===== Dataset extract =====

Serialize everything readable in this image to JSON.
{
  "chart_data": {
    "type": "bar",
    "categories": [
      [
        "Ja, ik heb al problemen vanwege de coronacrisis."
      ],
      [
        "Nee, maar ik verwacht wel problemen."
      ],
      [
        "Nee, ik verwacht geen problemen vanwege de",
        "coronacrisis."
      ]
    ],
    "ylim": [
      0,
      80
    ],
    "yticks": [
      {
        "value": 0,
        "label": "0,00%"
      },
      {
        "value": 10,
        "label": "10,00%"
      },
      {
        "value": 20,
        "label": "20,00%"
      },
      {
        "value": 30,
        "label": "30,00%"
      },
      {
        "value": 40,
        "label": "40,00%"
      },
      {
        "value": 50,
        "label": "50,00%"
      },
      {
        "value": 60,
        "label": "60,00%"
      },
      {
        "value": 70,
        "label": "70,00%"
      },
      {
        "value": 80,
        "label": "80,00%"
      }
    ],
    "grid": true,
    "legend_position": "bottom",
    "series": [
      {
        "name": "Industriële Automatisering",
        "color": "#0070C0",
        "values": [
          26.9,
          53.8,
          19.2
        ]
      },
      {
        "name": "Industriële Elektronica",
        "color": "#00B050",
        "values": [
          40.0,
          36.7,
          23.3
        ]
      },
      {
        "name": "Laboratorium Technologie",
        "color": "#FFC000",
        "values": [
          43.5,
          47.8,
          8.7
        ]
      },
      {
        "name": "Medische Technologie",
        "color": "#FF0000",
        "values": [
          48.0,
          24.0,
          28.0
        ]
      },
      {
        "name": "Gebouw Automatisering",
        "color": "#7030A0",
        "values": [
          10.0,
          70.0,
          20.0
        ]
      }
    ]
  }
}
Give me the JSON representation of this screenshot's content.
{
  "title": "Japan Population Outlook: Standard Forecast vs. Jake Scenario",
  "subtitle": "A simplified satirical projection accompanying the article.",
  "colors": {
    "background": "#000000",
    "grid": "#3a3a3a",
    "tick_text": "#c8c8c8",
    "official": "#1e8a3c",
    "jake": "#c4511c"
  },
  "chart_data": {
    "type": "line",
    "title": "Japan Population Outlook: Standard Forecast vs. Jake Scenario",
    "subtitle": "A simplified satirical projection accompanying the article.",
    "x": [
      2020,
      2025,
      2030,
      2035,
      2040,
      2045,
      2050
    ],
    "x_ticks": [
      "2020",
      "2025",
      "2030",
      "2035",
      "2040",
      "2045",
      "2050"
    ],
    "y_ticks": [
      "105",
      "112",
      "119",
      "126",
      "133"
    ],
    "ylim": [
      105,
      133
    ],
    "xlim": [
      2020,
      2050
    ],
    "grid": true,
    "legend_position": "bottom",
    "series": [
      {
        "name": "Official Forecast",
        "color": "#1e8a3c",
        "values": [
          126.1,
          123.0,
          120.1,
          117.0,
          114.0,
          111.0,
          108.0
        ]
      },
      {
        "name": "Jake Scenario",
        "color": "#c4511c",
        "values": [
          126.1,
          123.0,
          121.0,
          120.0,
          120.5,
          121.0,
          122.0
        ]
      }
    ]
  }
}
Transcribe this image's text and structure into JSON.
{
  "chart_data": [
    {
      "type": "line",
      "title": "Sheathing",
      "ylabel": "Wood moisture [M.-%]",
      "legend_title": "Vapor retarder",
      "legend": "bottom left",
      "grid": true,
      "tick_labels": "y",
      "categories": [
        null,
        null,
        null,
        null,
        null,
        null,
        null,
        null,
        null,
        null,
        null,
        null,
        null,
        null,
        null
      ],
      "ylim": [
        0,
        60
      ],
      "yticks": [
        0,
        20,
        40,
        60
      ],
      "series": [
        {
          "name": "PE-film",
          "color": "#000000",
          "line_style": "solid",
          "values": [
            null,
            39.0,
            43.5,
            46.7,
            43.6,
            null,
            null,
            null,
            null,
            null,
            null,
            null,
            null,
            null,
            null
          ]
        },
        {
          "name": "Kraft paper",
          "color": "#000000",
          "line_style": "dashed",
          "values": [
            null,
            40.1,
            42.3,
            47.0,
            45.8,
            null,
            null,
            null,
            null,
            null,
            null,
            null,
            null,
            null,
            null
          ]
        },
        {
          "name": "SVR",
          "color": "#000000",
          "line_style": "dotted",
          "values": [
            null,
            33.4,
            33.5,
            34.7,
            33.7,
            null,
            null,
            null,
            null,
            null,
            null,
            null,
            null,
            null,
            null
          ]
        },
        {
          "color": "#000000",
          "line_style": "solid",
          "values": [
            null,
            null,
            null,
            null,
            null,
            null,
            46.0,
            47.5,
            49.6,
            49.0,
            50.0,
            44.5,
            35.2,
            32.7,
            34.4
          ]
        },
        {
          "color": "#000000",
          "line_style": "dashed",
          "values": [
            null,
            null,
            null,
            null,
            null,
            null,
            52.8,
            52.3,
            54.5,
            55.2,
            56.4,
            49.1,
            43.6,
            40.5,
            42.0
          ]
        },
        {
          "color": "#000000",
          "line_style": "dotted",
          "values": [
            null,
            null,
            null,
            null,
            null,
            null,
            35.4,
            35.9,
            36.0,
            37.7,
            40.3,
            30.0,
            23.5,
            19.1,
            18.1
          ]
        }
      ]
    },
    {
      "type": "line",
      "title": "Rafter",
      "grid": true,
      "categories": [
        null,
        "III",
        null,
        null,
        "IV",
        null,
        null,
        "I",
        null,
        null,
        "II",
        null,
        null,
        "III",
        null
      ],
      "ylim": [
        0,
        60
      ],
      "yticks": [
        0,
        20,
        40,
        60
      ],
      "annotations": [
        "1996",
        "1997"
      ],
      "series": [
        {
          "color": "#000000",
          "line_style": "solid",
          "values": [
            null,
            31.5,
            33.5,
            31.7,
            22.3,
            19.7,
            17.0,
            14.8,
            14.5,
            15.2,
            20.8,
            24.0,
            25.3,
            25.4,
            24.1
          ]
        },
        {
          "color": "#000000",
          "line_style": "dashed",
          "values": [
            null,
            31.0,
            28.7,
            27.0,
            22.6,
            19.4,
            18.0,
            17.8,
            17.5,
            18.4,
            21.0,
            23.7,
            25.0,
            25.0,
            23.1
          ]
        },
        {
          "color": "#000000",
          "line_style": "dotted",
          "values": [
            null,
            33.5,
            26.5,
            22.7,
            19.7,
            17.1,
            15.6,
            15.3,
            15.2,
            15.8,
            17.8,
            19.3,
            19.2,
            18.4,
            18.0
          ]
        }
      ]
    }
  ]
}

=====

--- Given problem ---
Reproduce the listing above verbatim, from first line to last.

--- Answer in full ---
Serialize everything readable in this image to JSON.
{
  "chart_data": {
    "type": "bar",
    "categories": [
      [
        "Ja, ik heb al problemen vanwege de coronacrisis."
      ],
      [
        "Nee, maar ik verwacht wel problemen."
      ],
      [
        "Nee, ik verwacht geen problemen vanwege de",
        "coronacrisis."
      ]
    ],
    "ylim": [
      0,
      80
    ],
    "yticks": [
      {
        "value": 0,
        "label": "0,00%"
      },
      {
        "value": 10,
        "label": "10,00%"
      },
      {
        "value": 20,
        "label": "20,00%"
      },
      {
        "value": 30,
        "label": "30,00%"
      },
      {
        "value": 40,
        "label": "40,00%"
      },
      {
        "value": 50,
        "label": "50,00%"
      },
      {
        "value": 60,
        "label": "60,00%"
      },
      {
        "value": 70,
        "label": "70,00%"
      },
      {
        "value": 80,
        "label": "80,00%"
      }
    ],
    "grid": true,
    "legend_position": "bottom",
    "series": [
      {
        "name": "Industriële Automatisering",
        "color": "#0070C0",
        "values": [
          26.9,
          53.8,
          19.2
        ]
      },
      {
        "name": "Industriële Elektronica",
        "color": "#00B050",
        "values": [
          40.0,
          36.7,
          23.3
        ]
      },
      {
        "name": "Laboratorium Technologie",
        "color": "#FFC000",
        "values": [
          43.5,
          47.8,
          8.7
        ]
      },
      {
        "name": "Medische Technologie",
        "color": "#FF0000",
        "values": [
          48.0,
          24.0,
          28.0
        ]
      },
      {
        "name": "Gebouw Automatisering",
        "color": "#7030A0",
        "values": [
          10.0,
          70.0,
          20.0
        ]
      }
    ]
  }
}
Give me the JSON representation of this screenshot's content.
{
  "title": "Japan Population Outlook: Standard Forecast vs. Jake Scenario",
  "subtitle": "A simplified satirical projection accompanying the article.",
  "colors": {
    "background": "#000000",
    "grid": "#3a3a3a",
    "tick_text": "#c8c8c8",
    "official": "#1e8a3c",
    "jake": "#c4511c"
  },
  "chart_data": {
    "type": "line",
    "title": "Japan Population Outlook: Standard Forecast vs. Jake Scenario",
    "subtitle": "A simplified satirical projection accompanying the article.",
    "x": [
      2020,
      2025,
      2030,
      2035,
      2040,
      2045,
      2050
    ],
    "x_ticks": [
      "2020",
      "2025",
      "2030",
      "2035",
      "2040",
      "2045",
      "2050"
    ],
    "y_ticks": [
      "105",
      "112",
      "119",
      "126",
      "133"
    ],
    "ylim": [
      105,
      133
    ],
    "xlim": [
      2020,
      2050
    ],
    "grid": true,
    "legend_position": "bottom",
    "series": [
      {
        "name": "Official Forecast",
        "color": "#1e8a3c",
        "values": [
          126.1,
          123.0,
          120.1,
          117.0,
          114.0,
          111.0,
          108.0
        ]
      },
      {
        "name": "Jake Scenario",
        "color": "#c4511c",
        "values": [
          126.1,
          123.0,
          121.0,
          120.0,
          120.5,
          121.0,
          122.0
        ]
      }
    ]
  }
}
Transcribe this image's text and structure into JSON.
{
  "chart_data": [
    {
      "type": "line",
      "title": "Sheathing",
      "ylabel": "Wood moisture [M.-%]",
      "legend_title": "Vapor retarder",
      "legend": "bottom left",
      "grid": true,
      "tick_labels": "y",
      "categories": [
        null,
        null,
        null,
        null,
        null,
        null,
        null,
        null,
        null,
        null,
        null,
        null,
        null,
        null,
        null
      ],
      "ylim": [
        0,
        60
      ],
      "yticks": [
        0,
        20,
        40,
        60
      ],
      "series": [
        {
          "name": "PE-film",
          "color": "#000000",
          "line_style": "solid",
          "values": [
            null,
            39.0,
            43.5,
            46.7,
            43.6,
            null,
            null,
            null,
            null,
            null,
            null,
            null,
            null,
            null,
            null
          ]
        },
        {
          "name": "Kraft paper",
          "color": "#000000",
          "line_style": "dashed",
          "values": [
            null,
            40.1,
            42.3,
            47.0,
            45.8,
            null,
            null,
            null,
            null,
            null,
            null,
            null,
            null,
            null,
            null
          ]
        },
        {
          "name": "SVR",
          "color": "#000000",
          "line_style": "dotted",
          "values": [
            null,
            33.4,
            33.5,
            34.7,
            33.7,
            null,
            null,
            null,
            null,
            null,
            null,
            null,
            null,
            null,
            null
          ]
        },
        {
          "color": "#000000",
          "line_style": "solid",
          "values": [
            null,
            null,
            null,
            null,
            null,
            null,
            46.0,
            47.5,
            49.6,
            49.0,
            50.0,
            44.5,
            35.2,
            32.7,
            34.4
          ]
        },
        {
          "color": "#000000",
          "line_style": "dashed",
          "values": [
            null,
            null,
            null,
            null,
            null,
            null,
            52.8,
            52.3,
            54.5,
            55.2,
            56.4,
            49.1,
            43.6,
            40.5,
            42.0
          ]
        },
        {
          "color": "#000000",
          "line_style": "dotted",
          "values": [
            null,
            null,
            null,
            null,
            null,
            null,
            35.4,
            35.9,
            36.0,
            37.7,
            40.3,
            30.0,
            23.5,
            19.1,
            18.1
          ]
        }
      ]
    },
    {
      "type": "line",
      "title": "Rafter",
      "grid": true,
      "categories": [
        null,
        "III",
        null,
        null,
        "IV",
        null,
        null,
        "I",
        null,
        null,
        "II",
        null,
        null,
        "III",
        null
      ],
      "ylim": [
        0,
        60
      ],
      "yticks": [
        0,
        20,
        40,
        60
      ],
      "annotations": [
        "1996",
        "1997"
      ],
      "series": [
        {
          "color": "#000000",
          "line_style": "solid",
          "values": [
            null,
            31.5,
            33.5,
            31.7,
            22.3,
            19.7,
            17.0,
            14.8,
            14.5,
            15.2,
            20.8,
            24.0,
            25.3,
            25.4,
            24.1
          ]
        },
        {
          "color": "#000000",
          "line_style": "dashed",
          "values": [
            null,
            31.0,
            28.7,
            27.0,
            22.6,
            19.4,
            18.0,
            17.8,
            17.5,
            18.4,
            21.0,
            23.7,
            25.0,
            25.0,
            23.1
          ]
        },
        {
          "color": "#000000",
          "line_style": "dotted",
          "values": [
            null,
            33.5,
            26.5,
            22.7,
            19.7,
            17.1,
            15.6,
            15.3,
            15.2,
            15.8,
            17.8,
            19.3,
            19.2,
            18.4,
            18.0
          ]
        }
      ]
    }
  ]
}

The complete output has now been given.